_ENTRIES SUPPLIED_
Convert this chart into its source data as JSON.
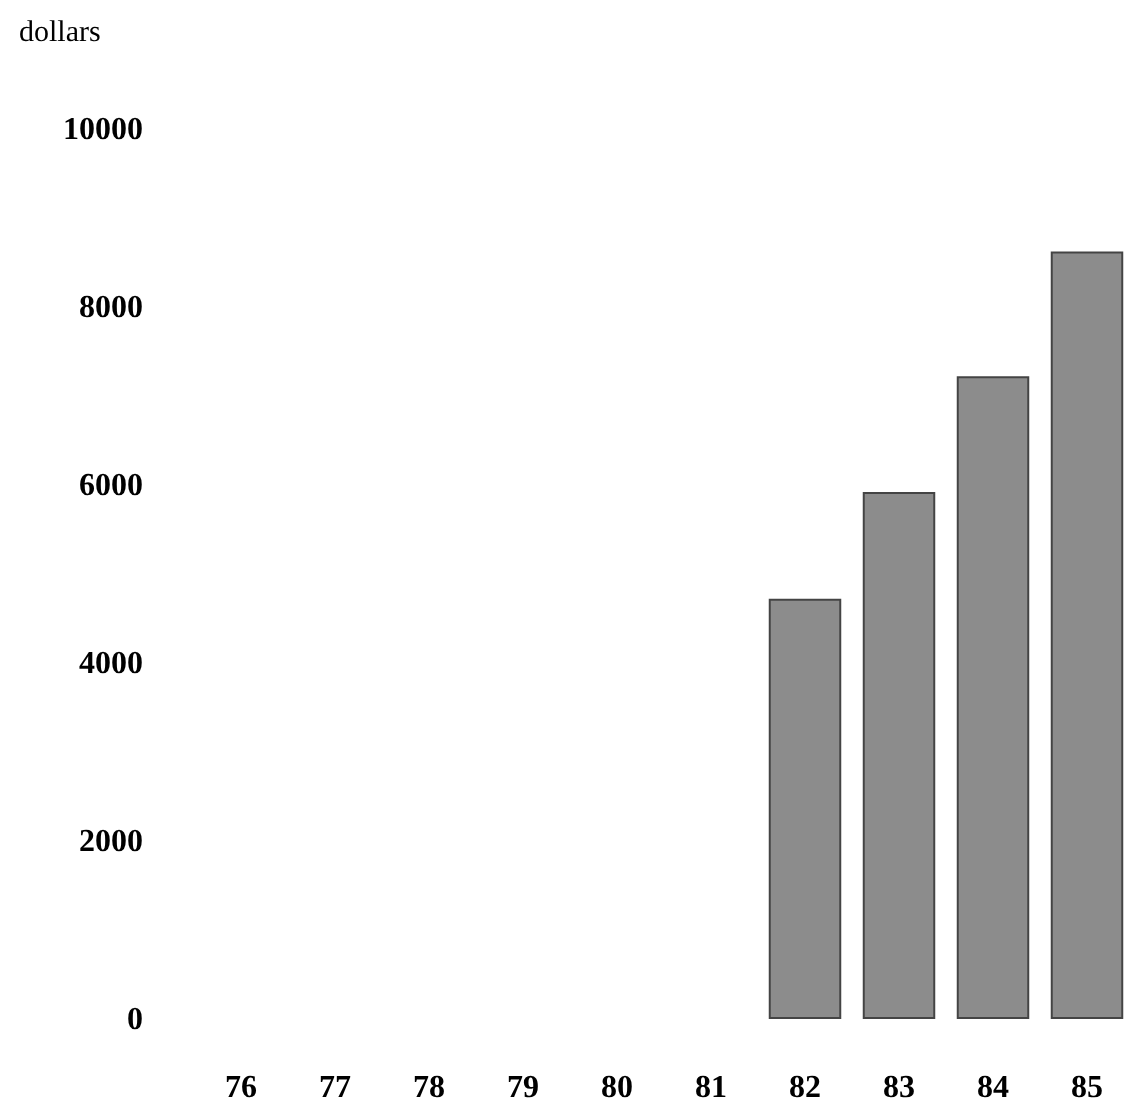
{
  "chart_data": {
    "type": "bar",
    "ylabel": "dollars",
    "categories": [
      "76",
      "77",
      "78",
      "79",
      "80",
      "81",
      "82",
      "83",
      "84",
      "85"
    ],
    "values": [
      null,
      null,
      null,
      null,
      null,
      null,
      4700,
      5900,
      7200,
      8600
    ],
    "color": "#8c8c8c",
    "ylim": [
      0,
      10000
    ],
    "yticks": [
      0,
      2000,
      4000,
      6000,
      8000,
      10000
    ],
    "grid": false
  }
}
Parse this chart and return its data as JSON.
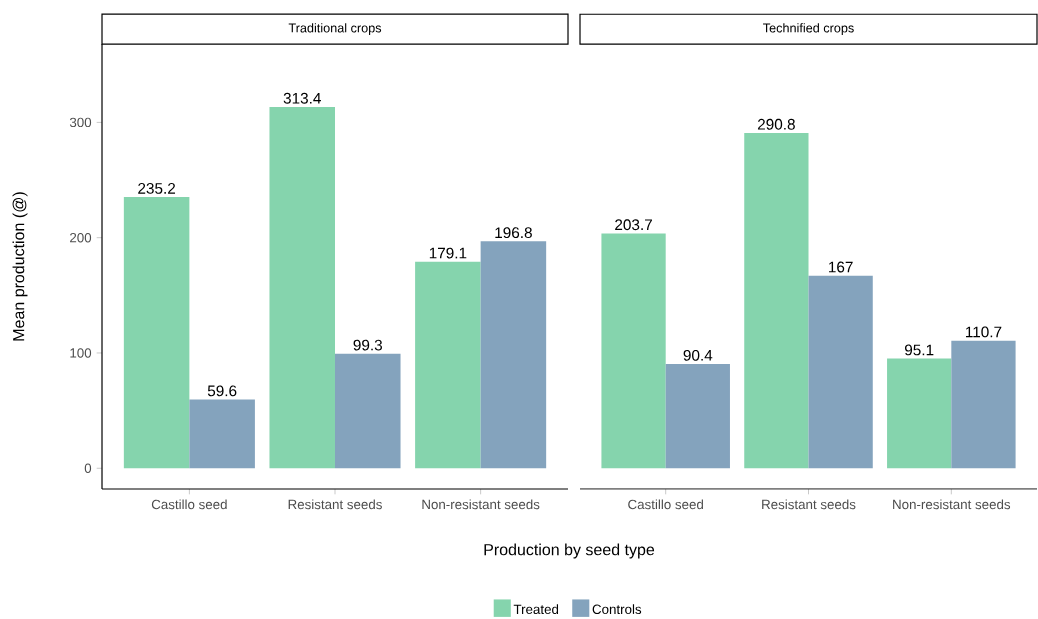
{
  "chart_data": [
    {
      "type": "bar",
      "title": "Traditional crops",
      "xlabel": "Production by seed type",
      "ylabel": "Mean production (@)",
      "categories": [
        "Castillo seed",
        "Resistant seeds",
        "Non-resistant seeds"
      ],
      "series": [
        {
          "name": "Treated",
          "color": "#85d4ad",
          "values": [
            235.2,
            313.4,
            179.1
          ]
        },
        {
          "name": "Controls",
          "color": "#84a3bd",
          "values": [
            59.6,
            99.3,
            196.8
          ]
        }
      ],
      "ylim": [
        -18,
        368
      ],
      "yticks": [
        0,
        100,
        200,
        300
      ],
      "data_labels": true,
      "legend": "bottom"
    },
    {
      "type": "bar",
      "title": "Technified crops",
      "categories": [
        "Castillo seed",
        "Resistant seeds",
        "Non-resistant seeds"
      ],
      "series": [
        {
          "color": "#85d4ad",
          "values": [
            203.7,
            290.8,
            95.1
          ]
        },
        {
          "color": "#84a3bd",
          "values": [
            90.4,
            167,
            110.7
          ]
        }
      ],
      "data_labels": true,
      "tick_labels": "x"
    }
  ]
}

_TASK REQUIREMENTS_
Give again the lines from the line that contains "Parse this chart and return its data as JSON." through the last line of the material above, exactly and with both ends included. Omit the pictures.

_REPLY_
Parse this chart and return its data as JSON.
{
  "chart_data": [
    {
      "type": "bar",
      "title": "Traditional crops",
      "xlabel": "Production by seed type",
      "ylabel": "Mean production (@)",
      "categories": [
        "Castillo seed",
        "Resistant seeds",
        "Non-resistant seeds"
      ],
      "series": [
        {
          "name": "Treated",
          "color": "#85d4ad",
          "values": [
            235.2,
            313.4,
            179.1
          ]
        },
        {
          "name": "Controls",
          "color": "#84a3bd",
          "values": [
            59.6,
            99.3,
            196.8
          ]
        }
      ],
      "ylim": [
        -18,
        368
      ],
      "yticks": [
        0,
        100,
        200,
        300
      ],
      "data_labels": true,
      "legend": "bottom"
    },
    {
      "type": "bar",
      "title": "Technified crops",
      "categories": [
        "Castillo seed",
        "Resistant seeds",
        "Non-resistant seeds"
      ],
      "series": [
        {
          "color": "#85d4ad",
          "values": [
            203.7,
            290.8,
            95.1
          ]
        },
        {
          "color": "#84a3bd",
          "values": [
            90.4,
            167,
            110.7
          ]
        }
      ],
      "data_labels": true,
      "tick_labels": "x"
    }
  ]
}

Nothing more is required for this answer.